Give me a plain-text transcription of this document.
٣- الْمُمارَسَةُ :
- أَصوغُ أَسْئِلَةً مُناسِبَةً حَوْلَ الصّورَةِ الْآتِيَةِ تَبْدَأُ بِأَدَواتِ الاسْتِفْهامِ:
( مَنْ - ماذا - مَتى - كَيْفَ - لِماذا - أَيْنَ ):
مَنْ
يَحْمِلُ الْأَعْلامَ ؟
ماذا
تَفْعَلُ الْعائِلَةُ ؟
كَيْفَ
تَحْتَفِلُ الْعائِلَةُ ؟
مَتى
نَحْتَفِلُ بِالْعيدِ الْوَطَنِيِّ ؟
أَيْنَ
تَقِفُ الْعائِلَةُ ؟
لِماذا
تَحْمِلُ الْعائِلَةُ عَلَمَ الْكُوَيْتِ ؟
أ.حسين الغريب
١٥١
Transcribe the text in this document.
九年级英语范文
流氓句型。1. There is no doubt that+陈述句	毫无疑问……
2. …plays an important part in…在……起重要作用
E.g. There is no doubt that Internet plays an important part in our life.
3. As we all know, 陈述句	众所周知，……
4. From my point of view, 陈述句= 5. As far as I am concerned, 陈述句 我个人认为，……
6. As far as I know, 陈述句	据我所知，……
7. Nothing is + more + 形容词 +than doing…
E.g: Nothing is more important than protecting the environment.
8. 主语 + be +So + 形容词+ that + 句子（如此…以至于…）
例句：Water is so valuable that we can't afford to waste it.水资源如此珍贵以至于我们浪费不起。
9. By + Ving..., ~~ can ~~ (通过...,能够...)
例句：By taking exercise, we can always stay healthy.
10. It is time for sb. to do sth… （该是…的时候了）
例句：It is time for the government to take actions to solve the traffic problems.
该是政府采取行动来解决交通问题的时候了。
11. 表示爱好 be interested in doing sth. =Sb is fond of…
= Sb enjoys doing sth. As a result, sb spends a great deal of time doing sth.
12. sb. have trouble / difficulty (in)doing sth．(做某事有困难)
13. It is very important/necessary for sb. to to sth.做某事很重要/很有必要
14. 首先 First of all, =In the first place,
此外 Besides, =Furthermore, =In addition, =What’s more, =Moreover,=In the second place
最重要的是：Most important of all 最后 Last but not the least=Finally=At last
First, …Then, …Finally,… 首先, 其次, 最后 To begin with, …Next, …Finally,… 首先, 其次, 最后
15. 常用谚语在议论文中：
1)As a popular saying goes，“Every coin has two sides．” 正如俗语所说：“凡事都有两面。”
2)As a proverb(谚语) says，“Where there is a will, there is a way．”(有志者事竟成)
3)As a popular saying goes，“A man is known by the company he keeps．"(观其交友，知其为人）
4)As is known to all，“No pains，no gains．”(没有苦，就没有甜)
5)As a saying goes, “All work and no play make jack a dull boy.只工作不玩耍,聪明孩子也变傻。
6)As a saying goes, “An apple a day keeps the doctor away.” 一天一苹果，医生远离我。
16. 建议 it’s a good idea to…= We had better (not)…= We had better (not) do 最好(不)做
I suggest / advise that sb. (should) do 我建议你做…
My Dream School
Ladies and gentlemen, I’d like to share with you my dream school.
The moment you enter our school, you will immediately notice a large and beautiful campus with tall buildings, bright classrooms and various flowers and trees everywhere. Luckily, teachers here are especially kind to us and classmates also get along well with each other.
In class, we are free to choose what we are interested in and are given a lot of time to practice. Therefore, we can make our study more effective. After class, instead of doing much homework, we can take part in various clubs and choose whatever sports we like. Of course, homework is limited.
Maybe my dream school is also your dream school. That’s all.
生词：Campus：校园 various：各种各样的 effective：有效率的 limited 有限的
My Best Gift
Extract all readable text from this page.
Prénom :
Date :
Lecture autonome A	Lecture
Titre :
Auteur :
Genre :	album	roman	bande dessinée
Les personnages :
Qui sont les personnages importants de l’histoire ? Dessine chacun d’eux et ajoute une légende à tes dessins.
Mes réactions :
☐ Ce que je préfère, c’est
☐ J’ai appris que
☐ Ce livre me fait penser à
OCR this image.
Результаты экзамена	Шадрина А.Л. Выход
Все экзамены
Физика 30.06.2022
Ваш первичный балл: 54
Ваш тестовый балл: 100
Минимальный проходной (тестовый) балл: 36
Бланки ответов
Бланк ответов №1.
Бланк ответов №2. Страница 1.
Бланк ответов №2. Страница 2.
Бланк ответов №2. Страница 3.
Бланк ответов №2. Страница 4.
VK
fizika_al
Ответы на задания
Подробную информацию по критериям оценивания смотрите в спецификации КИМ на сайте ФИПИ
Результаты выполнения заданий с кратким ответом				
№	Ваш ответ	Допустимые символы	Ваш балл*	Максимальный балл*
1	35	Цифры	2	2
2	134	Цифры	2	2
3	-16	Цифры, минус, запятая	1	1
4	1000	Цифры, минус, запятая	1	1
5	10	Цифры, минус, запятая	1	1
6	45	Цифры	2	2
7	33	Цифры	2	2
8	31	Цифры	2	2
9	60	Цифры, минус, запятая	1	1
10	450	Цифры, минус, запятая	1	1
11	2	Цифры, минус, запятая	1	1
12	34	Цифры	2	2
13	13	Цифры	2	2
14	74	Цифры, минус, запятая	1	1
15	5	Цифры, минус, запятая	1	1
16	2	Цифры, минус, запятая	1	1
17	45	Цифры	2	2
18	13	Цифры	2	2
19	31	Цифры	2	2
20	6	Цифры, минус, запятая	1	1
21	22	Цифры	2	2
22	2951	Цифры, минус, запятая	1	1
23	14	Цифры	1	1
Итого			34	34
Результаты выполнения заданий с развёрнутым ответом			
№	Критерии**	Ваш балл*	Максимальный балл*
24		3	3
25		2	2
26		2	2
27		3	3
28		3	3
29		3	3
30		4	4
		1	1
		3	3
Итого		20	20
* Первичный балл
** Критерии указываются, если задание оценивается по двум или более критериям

------------------------------------------------------------

Write out the records shown above, exactly as they appear.

Solution for this exercise:
Give me a plain-text transcription of this document.
٣- الْمُمارَسَةُ :
- أَصوغُ أَسْئِلَةً مُناسِبَةً حَوْلَ الصّورَةِ الْآتِيَةِ تَبْدَأُ بِأَدَواتِ الاسْتِفْهامِ:
( مَنْ - ماذا - مَتى - كَيْفَ - لِماذا - أَيْنَ ):
مَنْ
يَحْمِلُ الْأَعْلامَ ؟
ماذا
تَفْعَلُ الْعائِلَةُ ؟
كَيْفَ
تَحْتَفِلُ الْعائِلَةُ ؟
مَتى
نَحْتَفِلُ بِالْعيدِ الْوَطَنِيِّ ؟
أَيْنَ
تَقِفُ الْعائِلَةُ ؟
لِماذا
تَحْمِلُ الْعائِلَةُ عَلَمَ الْكُوَيْتِ ؟
أ.حسين الغريب
١٥١
Transcribe the text in this document.
九年级英语范文
流氓句型。1. There is no doubt that+陈述句	毫无疑问……
2. …plays an important part in…在……起重要作用
E.g. There is no doubt that Internet plays an important part in our life.
3. As we all know, 陈述句	众所周知，……
4. From my point of view, 陈述句= 5. As far as I am concerned, 陈述句 我个人认为，……
6. As far as I know, 陈述句	据我所知，……
7. Nothing is + more + 形容词 +than doing…
E.g: Nothing is more important than protecting the environment.
8. 主语 + be +So + 形容词+ that + 句子（如此…以至于…）
例句：Water is so valuable that we can't afford to waste it.水资源如此珍贵以至于我们浪费不起。
9. By + Ving..., ~~ can ~~ (通过...,能够...)
例句：By taking exercise, we can always stay healthy.
10. It is time for sb. to do sth… （该是…的时候了）
例句：It is time for the government to take actions to solve the traffic problems.
该是政府采取行动来解决交通问题的时候了。
11. 表示爱好 be interested in doing sth. =Sb is fond of…
= Sb enjoys doing sth. As a result, sb spends a great deal of time doing sth.
12. sb. have trouble / difficulty (in)doing sth．(做某事有困难)
13. It is very important/necessary for sb. to to sth.做某事很重要/很有必要
14. 首先 First of all, =In the first place,
此外 Besides, =Furthermore, =In addition, =What’s more, =Moreover,=In the second place
最重要的是：Most important of all 最后 Last but not the least=Finally=At last
First, …Then, …Finally,… 首先, 其次, 最后 To begin with, …Next, …Finally,… 首先, 其次, 最后
15. 常用谚语在议论文中：
1)As a popular saying goes，“Every coin has two sides．” 正如俗语所说：“凡事都有两面。”
2)As a proverb(谚语) says，“Where there is a will, there is a way．”(有志者事竟成)
3)As a popular saying goes，“A man is known by the company he keeps．"(观其交友，知其为人）
4)As is known to all，“No pains，no gains．”(没有苦，就没有甜)
5)As a saying goes, “All work and no play make jack a dull boy.只工作不玩耍,聪明孩子也变傻。
6)As a saying goes, “An apple a day keeps the doctor away.” 一天一苹果，医生远离我。
16. 建议 it’s a good idea to…= We had better (not)…= We had better (not) do 最好(不)做
I suggest / advise that sb. (should) do 我建议你做…
My Dream School
Ladies and gentlemen, I’d like to share with you my dream school.
The moment you enter our school, you will immediately notice a large and beautiful campus with tall buildings, bright classrooms and various flowers and trees everywhere. Luckily, teachers here are especially kind to us and classmates also get along well with each other.
In class, we are free to choose what we are interested in and are given a lot of time to practice. Therefore, we can make our study more effective. After class, instead of doing much homework, we can take part in various clubs and choose whatever sports we like. Of course, homework is limited.
Maybe my dream school is also your dream school. That’s all.
生词：Campus：校园 various：各种各样的 effective：有效率的 limited 有限的
My Best Gift
Extract all readable text from this page.
Prénom :
Date :
Lecture autonome A	Lecture
Titre :
Auteur :
Genre :	album	roman	bande dessinée
Les personnages :
Qui sont les personnages importants de l’histoire ? Dessine chacun d’eux et ajoute une légende à tes dessins.
Mes réactions :
☐ Ce que je préfère, c’est
☐ J’ai appris que
☐ Ce livre me fait penser à
OCR this image.
Результаты экзамена	Шадрина А.Л. Выход
Все экзамены
Физика 30.06.2022
Ваш первичный балл: 54
Ваш тестовый балл: 100
Минимальный проходной (тестовый) балл: 36
Бланки ответов
Бланк ответов №1.
Бланк ответов №2. Страница 1.
Бланк ответов №2. Страница 2.
Бланк ответов №2. Страница 3.
Бланк ответов №2. Страница 4.
VK
fizika_al
Ответы на задания
Подробную информацию по критериям оценивания смотрите в спецификации КИМ на сайте ФИПИ
Результаты выполнения заданий с кратким ответом				
№	Ваш ответ	Допустимые символы	Ваш балл*	Максимальный балл*
1	35	Цифры	2	2
2	134	Цифры	2	2
3	-16	Цифры, минус, запятая	1	1
4	1000	Цифры, минус, запятая	1	1
5	10	Цифры, минус, запятая	1	1
6	45	Цифры	2	2
7	33	Цифры	2	2
8	31	Цифры	2	2
9	60	Цифры, минус, запятая	1	1
10	450	Цифры, минус, запятая	1	1
11	2	Цифры, минус, запятая	1	1
12	34	Цифры	2	2
13	13	Цифры	2	2
14	74	Цифры, минус, запятая	1	1
15	5	Цифры, минус, запятая	1	1
16	2	Цифры, минус, запятая	1	1
17	45	Цифры	2	2
18	13	Цифры	2	2
19	31	Цифры	2	2
20	6	Цифры, минус, запятая	1	1
21	22	Цифры	2	2
22	2951	Цифры, минус, запятая	1	1
23	14	Цифры	1	1
Итого			34	34
Результаты выполнения заданий с развёрнутым ответом			
№	Критерии**	Ваш балл*	Максимальный балл*
24		3	3
25		2	2
26		2	2
27		3	3
28		3	3
29		3	3
30		4	4
		1	1
		3	3
Итого		20	20
* Первичный балл
** Критерии указываются, если задание оценивается по двум или более критериям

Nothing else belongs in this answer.